_Brief A_: In the DAG file discovery page, reproduce the passage from "Principle:Apache Airflow DAG" to "and re-parse intervals.".
_Brief B_: In the DAG file discovery page, list the four things the principle is said to cover about how the scheduler works with DAG files.

_Source document_:
* BEGIN *

Principle:Apache Airflow DAG File Discovery
| Knowledge Sources | |
|---|---|
| Domains | DAG_Processing, Scheduling |
| Last Updated | 2026-02-08 00:00 GMT |
Overview
A continuous file discovery and parsing process that transforms DAG source files into scheduler-consumable representations.
Description
DAG File Discovery is the scheduler-side perspective of how DAG files are found and loaded. Unlike DAG Deployment (which focuses on the dag-processor component writing to the database), this principle covers how the scheduler discovers available DAGs, tracks file modifications, manages parsing parallelism, and handles stale DAG cleanup. The DagFileProcessorManager coordinates this process with configurable parallelism, timeouts, and re-parse intervals.

* END *

Element boundary records:
* BEGIN *

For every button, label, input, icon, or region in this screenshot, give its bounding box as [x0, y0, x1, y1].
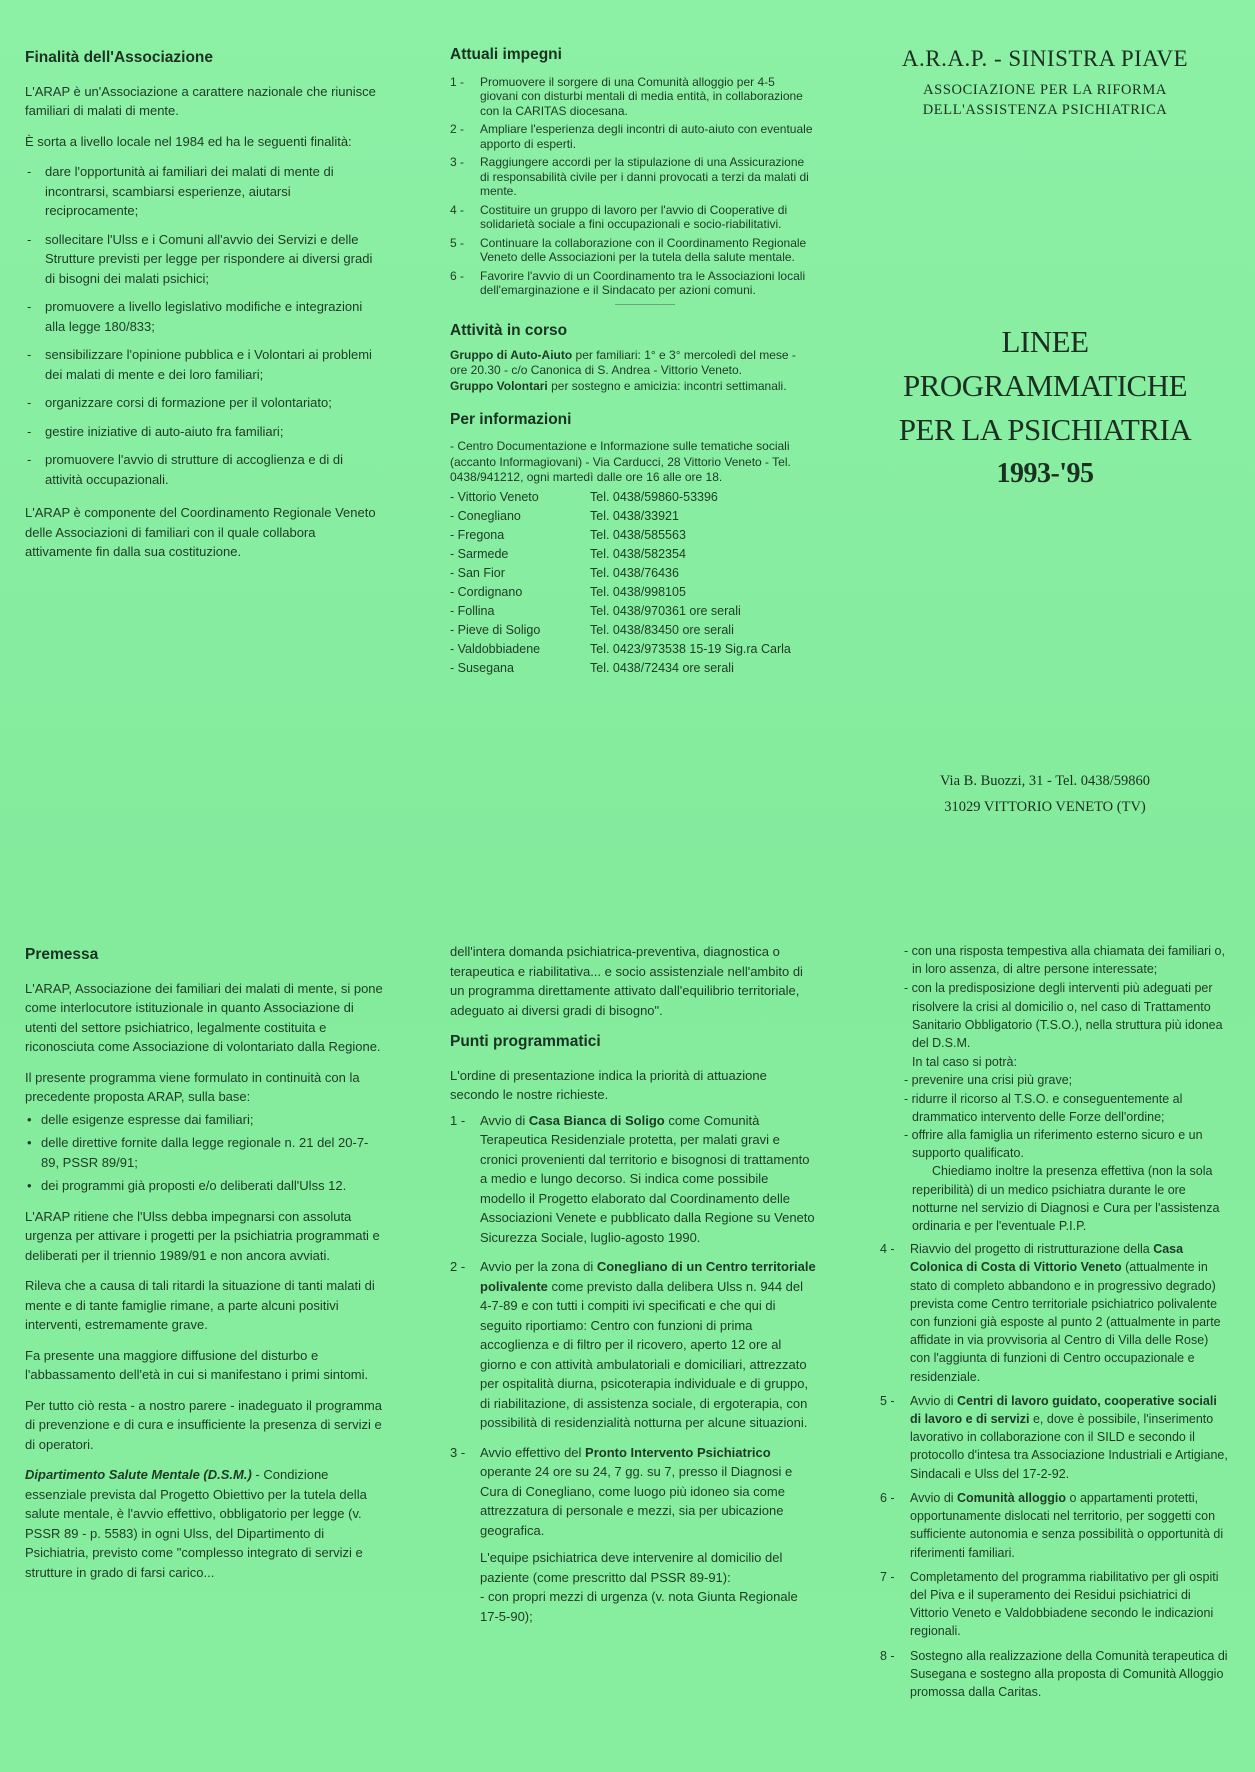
contact-table	[450, 488, 815, 677]
dsm-continued: dell'intera domanda psichiatrica-preventiva, diagnostica o terapeutica e riabilitativa... e socio assistenziale nell'ambito di un programma direttamente attivato dall'equilibrio territoriale, adeguato ai diversi gradi di bisogno".	[450, 944, 803, 1018]
finalita-closing: L'ARAP è componente del Coordinamento Regionale Veneto delle Associazioni di familiari con il quale collabora attivamente fin dalla sua costituzione.	[25, 505, 376, 559]
list-item	[450, 269, 815, 298]
cover-address	[860, 768, 1230, 820]
item-number: 5 -	[880, 1393, 895, 1408]
town-name: - Sarmede	[450, 546, 509, 561]
list-item	[880, 1489, 1230, 1562]
list-item	[450, 155, 815, 199]
premessa-p1: L'ARAP, Associazione dei familiari dei malati di mente, si pone come interlocutore istituzionale in quanto Associazione di utenti del settore psichiatrico, legalmente costituita e riconosciuta come Associazione di volontariato dalla Regione.	[25, 980, 383, 1054]
item-text-a: Avvio di	[480, 1112, 529, 1128]
list-item: - promuovere l'avvio di strutture di accoglienza e di di attività occupazionali.	[25, 450, 377, 489]
dsm-label: Dipartimento Salute Mentale (D.S.M.)	[25, 1467, 252, 1482]
finalita-column	[25, 48, 377, 688]
item-text-bold: Centri di lavoro guidato, cooperative sociali di lavoro e di servizi	[910, 1393, 1217, 1427]
item-text: Sostegno alla realizzazione della Comunità terapeutica di Susegana e sostegno alla proposta di Comunità Alloggio promossa dalla Caritas.	[910, 1648, 1228, 1699]
item-text: Ampliare l'esperienza degli incontri di auto-aiuto con eventuale apporto di esperti.	[480, 122, 813, 151]
town-tel: Tel. 0438/998105	[590, 584, 686, 599]
cover-panel	[860, 44, 1230, 864]
town-name: - Vittorio Veneto	[450, 489, 539, 504]
address-line-2: 31029 VITTORIO VENETO (TV)	[944, 799, 1146, 815]
punti-heading: Punti programmatici	[450, 1033, 601, 1050]
item-text-a: Avvio di	[910, 1393, 958, 1408]
item-subtext: L'equipe psichiatrica deve intervenire al domicilio del paziente (come prescritto dal PSSR 89-91):	[480, 1550, 783, 1585]
list-item	[450, 236, 815, 265]
finalita-sorta: È sorta a livello locale nel 1984 ed ha le seguenti finalità:	[25, 133, 352, 149]
item-number: 4 -	[880, 1242, 895, 1257]
org-subtitle-1: ASSOCIAZIONE PER LA RIFORMA	[923, 82, 1167, 98]
org-subtitle-2: DELL'ASSISTENZA PSICHIATRICA	[922, 102, 1168, 118]
dsm-text: - Condizione essenziale prevista dal Progetto Obiettivo per la tutela della salute mentale, è l'avvio effettivo, obbligatorio per legge (v. PSSR 89 - p. 5583) in ogni Ulss, del Dipartimento di Psichiatria, previsto come "complesso integrato di servizi e strutture in grado di farsi carico...	[25, 1467, 367, 1580]
auto-aiuto-details: per familiari: 1° e 3° mercoledì del mese - ore 20.30 - c/o Canonica di S. Andrea - Vittorio Veneto.	[450, 348, 796, 377]
impegni-column	[450, 45, 815, 855]
item-number: 3 -	[450, 155, 465, 169]
divider	[615, 304, 675, 305]
town-tel: Tel. 0438/59860-53396	[590, 489, 718, 504]
address-line-1: Via B. Buozzi, 31 - Tel. 0438/59860	[939, 773, 1151, 789]
caso-text: In tal caso si potrà:	[912, 1055, 1017, 1070]
item-text-a: Avvio effettivo del	[480, 1444, 586, 1460]
list-item: - ridurre il ricorso al T.S.O. e conseguentemente al drammatico intervento delle Forze dell'ordine;	[904, 1091, 1183, 1124]
punti-list	[450, 1111, 816, 1627]
item-number: 2 -	[450, 1259, 466, 1274]
title-years: 1993-'95	[996, 458, 1094, 489]
list-item: - dare l'opportunità ai familiari dei malati di mente di incontrarsi, scambiarsi esperienze, aiutarsi reciprocamente;	[25, 162, 377, 221]
auto-aiuto-label: Gruppo di Auto-Aiuto	[450, 348, 573, 362]
premessa-p2: Il presente programma viene formulato in continuità con la precedente proposta ARAP, sulla base:	[25, 1069, 360, 1104]
finalita-intro: L'ARAP è un'Associazione a carattere nazionale che riunisce familiari di malati di mente.	[25, 83, 376, 118]
item-text-c: (attualmente in stato di completo abbandono e in progressivo degrado) prevista come Centro territoriale psichiatrico polivalente con funzioni già esposte al punto 2 (attualmente in parte affidate in via provvisoria al Centro di Villa delle Rose) con l'aggiunta di funzioni di Centro occupazionale e residenziale.	[910, 1260, 1221, 1384]
list-item: - prevenire una crisi più grave;	[904, 1073, 1073, 1088]
list-item	[880, 1647, 1230, 1702]
item-number: 7 -	[880, 1569, 895, 1584]
item-text-a: Avvio di	[910, 1490, 958, 1505]
punti-list-continued	[880, 1240, 1230, 1701]
town-tel: Tel. 0438/582354	[590, 546, 686, 561]
list-item: • dei programmi già proposti e/o deliberati dall'Ulss 12.	[25, 1176, 385, 1196]
premessa-p5: Fa presente una maggiore diffusione del disturbo e l'abbassamento dell'età in cui si manifestano i primi sintomi.	[25, 1347, 369, 1382]
document-title	[860, 320, 1230, 496]
list-item	[880, 1240, 1230, 1386]
town-tel: Tel. 0438/72434 ore serali	[590, 660, 734, 675]
list-item	[450, 203, 815, 232]
town-name: - Valdobbiadene	[450, 641, 541, 656]
item-text-bold: Comunità alloggio	[957, 1490, 1067, 1505]
item-text-bold: Pronto Intervento Psichiatrico	[585, 1444, 771, 1460]
list-item	[450, 1111, 816, 1248]
premessa-p3: L'ARAP ritiene che l'Ulss debba impegnarsi con assoluta urgenza per attivare i progetti per la psichiatria programmati e deliberati per il triennio 1989/91 e non ancora avviati.	[25, 1208, 380, 1263]
list-item	[450, 122, 815, 151]
list-item: - organizzare corsi di formazione per il volontariato;	[25, 393, 377, 413]
town-tel: Tel. 0438/585563	[590, 527, 686, 542]
impegni-list	[450, 75, 815, 298]
list-item	[880, 1392, 1230, 1483]
item-text-bold: Conegliano di un Centro territoriale polivalente	[480, 1259, 816, 1294]
list-item: - promuovere a livello legislativo modifiche e integrazioni alla legge 180/833;	[25, 297, 377, 336]
volontari-text	[450, 379, 815, 394]
item-text-bold: Casa Bianca di Soligo	[528, 1112, 665, 1128]
item-number: 4 -	[450, 202, 465, 217]
title-line-1: LINEE	[1001, 324, 1089, 359]
item-number: 6 -	[450, 268, 465, 283]
item-text-c: operante 24 ore su 24, 7 gg. su 7, presso il Diagnosi e Cura di Conegliano, come luogo più idoneo sia come attrezzatura di personale e mezzi, sia per ubicazione geografica.	[480, 1464, 793, 1538]
item-number: 2 -	[450, 122, 465, 136]
item-text-bold: Casa Colonica di Costa di Vittorio Veneto	[910, 1242, 1184, 1275]
item-subtext: - con propri mezzi di urgenza (v. nota Giunta Regionale 17-5-90);	[480, 1589, 798, 1624]
town-tel: Tel. 0438/83450 ore serali	[590, 622, 734, 637]
finalita-heading: Finalità dell'Associazione	[25, 49, 214, 66]
town-tel: Tel. 0438/33921	[590, 508, 679, 523]
item-text-a: Avvio per la zona di	[480, 1259, 597, 1274]
item-text-c: e, dove è possibile, l'inserimento lavorativo in collaborazione con il SILD e secondo il protocollo d'intesa tra Associazione Industriali e Artigiane, Sindacali e Ulss del 17-2-92.	[910, 1412, 1228, 1481]
item-number: 1 -	[450, 74, 465, 89]
punti-continued-column	[880, 942, 1230, 1757]
finalita-list	[25, 162, 377, 489]
punti-column	[450, 942, 816, 1757]
list-item: - con la predisposizione degli interventi più adeguati per risolvere la crisi al domicilio o, nel caso di Trattamento Sanitario Obbligatorio (T.S.O.), nella struttura più idonea del D.S.M.	[904, 981, 1223, 1051]
premessa-p4: Rileva che a causa di tali ritardi la situazione di tanti malati di mente e di tante famiglie rimane, a parte alcuni positivi interventi, estremamente grave.	[25, 1278, 375, 1332]
chiediamo-text: Chiediamo inoltre la presenza effettiva (non la sola reperibilità) di un medico psichiatra durante le ore notturne nel servizio di Diagnosi e Cura per l'assistenza ordinaria e per l'eventuale P.I.P.	[912, 1164, 1220, 1234]
info-heading: Per informazioni	[450, 410, 572, 428]
list-item	[450, 75, 815, 119]
list-item: - con una risposta tempestiva alla chiamata dei familiari o, in loro assenza, di altre persone interessate;	[904, 944, 1225, 977]
town-name: - Conegliano	[450, 508, 521, 523]
list-item: - gestire iniziative di auto-aiuto fra familiari;	[25, 422, 377, 442]
town-name: - San Fior	[450, 565, 505, 580]
item-text-c: come previsto dalla delibera Ulss n. 944 del 4-7-89 e con tutti i compiti ivi specificati e che qui di seguito riportiamo: Centro con funzioni di prima accoglienza e di filtro per il ricovero, aperto 12 ore al giorno e con attività ambulatoriali e domiciliari, attrezzato per ospitalità diurna, psicoterapia individuale e di gruppo, di riabilitazione, di assistenza sociale, di ergoterapia, con possibilità di residenzialità notturna per alcune situazioni.	[480, 1278, 809, 1430]
item-text: Completamento del programma riabilitativo per gli ospiti del Piva e il superamento dei Residui psichiatrici di Vittorio Veneto e Valdobbiadene secondo le indicazioni regionali.	[910, 1569, 1219, 1639]
item-number: 5 -	[450, 235, 465, 250]
punti-order: L'ordine di presentazione indica la priorità di attuazione secondo le nostre richieste.	[450, 1067, 767, 1102]
premessa-p6: Per tutto ciò resta - a nostro parere - inadeguato il programma di prevenzione e di cura e insufficiente la presenza di servizi e di operatori.	[25, 1397, 382, 1452]
auto-aiuto-text	[450, 348, 815, 377]
list-item	[880, 1568, 1230, 1641]
town-tel: Tel. 0423/973538 15-19 Sig.ra Carla	[590, 641, 791, 656]
item-number: 3 -	[450, 1444, 466, 1460]
attivita-heading: Attività in corso	[450, 321, 568, 339]
list-item	[450, 1257, 816, 1433]
premessa-bullets	[25, 1110, 385, 1196]
org-name: A.R.A.P. - SINISTRA PIAVE	[901, 46, 1189, 71]
list-item: • delle direttive fornite dalla legge regionale n. 21 del 20-7-89, PSSR 89/91;	[25, 1133, 385, 1172]
premessa-heading: Premessa	[25, 946, 99, 963]
item-text: Continuare la collaborazione con il Coordinamento Regionale Veneto delle Associazioni per la tutela della salute mentale.	[480, 235, 807, 264]
item-text: Promuovere il sorgere di una Comunità alloggio per 4-5 giovani con disturbi mentali di media entità, in collaborazione con la CARITAS diocesana.	[480, 74, 803, 118]
item-text: Favorire l'avvio di un Coordinamento tra le Associazioni locali dell'emarginazione e il Sindacato per azioni comuni.	[480, 268, 806, 297]
list-item	[450, 1443, 816, 1627]
town-tel: Tel. 0438/76436	[590, 565, 679, 580]
item-text-a: Riavvio del progetto di ristrutturazione della	[910, 1242, 1154, 1257]
info-text: - Centro Documentazione e Informazione sulle tematiche sociali (accanto Informagiovani) - Via Carducci, 28 Vittorio Veneto - Tel. 0438/941212, ogni martedì dalle ore 16 alle ore 18.	[450, 439, 791, 484]
town-name: - Follina	[450, 603, 495, 618]
item-text-c: come Comunità Terapeutica Residenziale protetta, per malati gravi e cronici provenienti dal territorio e bisognosi di trattamento a medio e lungo decorso. Si indica come possibile modello il Progetto elaborato dal Coordinamento delle Associazioni Venete e pubblicato dalla Regione su Veneto Sicurezza Sociale, luglio-agosto 1990.	[480, 1112, 815, 1245]
impegni-heading: Attuali impegni	[450, 46, 562, 63]
list-item: - sollecitare l'Ulss e i Comuni all'avvio dei Servizi e delle Strutture previsti per legge per rispondere ai diversi gradi di bisogni dei malati psichici;	[25, 230, 377, 289]
list-item: • delle esigenze espresse dai familiari;	[25, 1110, 385, 1130]
item-number: 1 -	[450, 1112, 466, 1128]
volontari-label: Gruppo Volontari	[450, 379, 548, 393]
premessa-column	[25, 945, 385, 1755]
town-name: - Pieve di Soligo	[450, 622, 541, 637]
town-name: - Susegana	[450, 660, 514, 675]
item-text: Costituire un gruppo di lavoro per l'avvio di Cooperative di solidarietà sociale a fini occupazionali e socio-riabilitativi.	[480, 202, 788, 231]
dsm-paragraph	[25, 1465, 385, 1582]
item-text-c: o appartamenti protetti, opportunamente dislocati nel territorio, per soggetti con sufficiente autonomia e senza possibilità o opportunità di riferimenti familiari.	[910, 1490, 1224, 1560]
item-number: 6 -	[880, 1490, 895, 1505]
town-tel: Tel. 0438/970361 ore serali	[590, 603, 741, 618]
volontari-details: per sostegno e amicizia: incontri settimanali.	[547, 379, 787, 393]
list-item: - offrire alla famiglia un riferimento esterno sicuro e un supporto qualificato.	[904, 1128, 1203, 1161]
list-item: - sensibilizzare l'opinione pubblica e i Volontari ai problemi dei malati di mente e dei loro familiari;	[25, 345, 377, 384]
town-name: - Fregona	[450, 527, 505, 542]
town-name: - Cordignano	[450, 584, 523, 599]
item-number: 8 -	[880, 1648, 895, 1663]
title-line-2: PROGRAMMATICHE	[902, 368, 1188, 403]
title-line-3: PER LA PSICHIATRIA	[898, 412, 1192, 447]
item-text: Raggiungere accordi per la stipulazione di una Assicurazione di responsabilità civile per i danni provocati a terzi da malati di mente.	[480, 155, 809, 198]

* END *

_Exercise result A_:
Principle:Apache Airflow DAG File Discovery
| Knowledge Sources | |
|---|---|
| Domains | DAG_Processing, Scheduling |
| Last Updated | 2026-02-08 00:00 GMT |
Overview
A continuous file discovery and parsing process that transforms DAG source files into scheduler-consumable representations.
Description
DAG File Discovery is the scheduler-side perspective of how DAG files are found and loaded. Unlike DAG Deployment (which focuses on the dag-processor component writing to the database), this principle covers how the scheduler discovers available DAGs, tracks file modifications, manages parsing parallelism, and handles stale DAG cleanup. The DagFileProcessorManager coordinates this process with configurable parallelism, timeouts, and re-parse intervals.

_Exercise result B_:
- Discovering available DAGs
- Tracking file modifications
- Managing parsing parallelism
- Handling stale DAG cleanup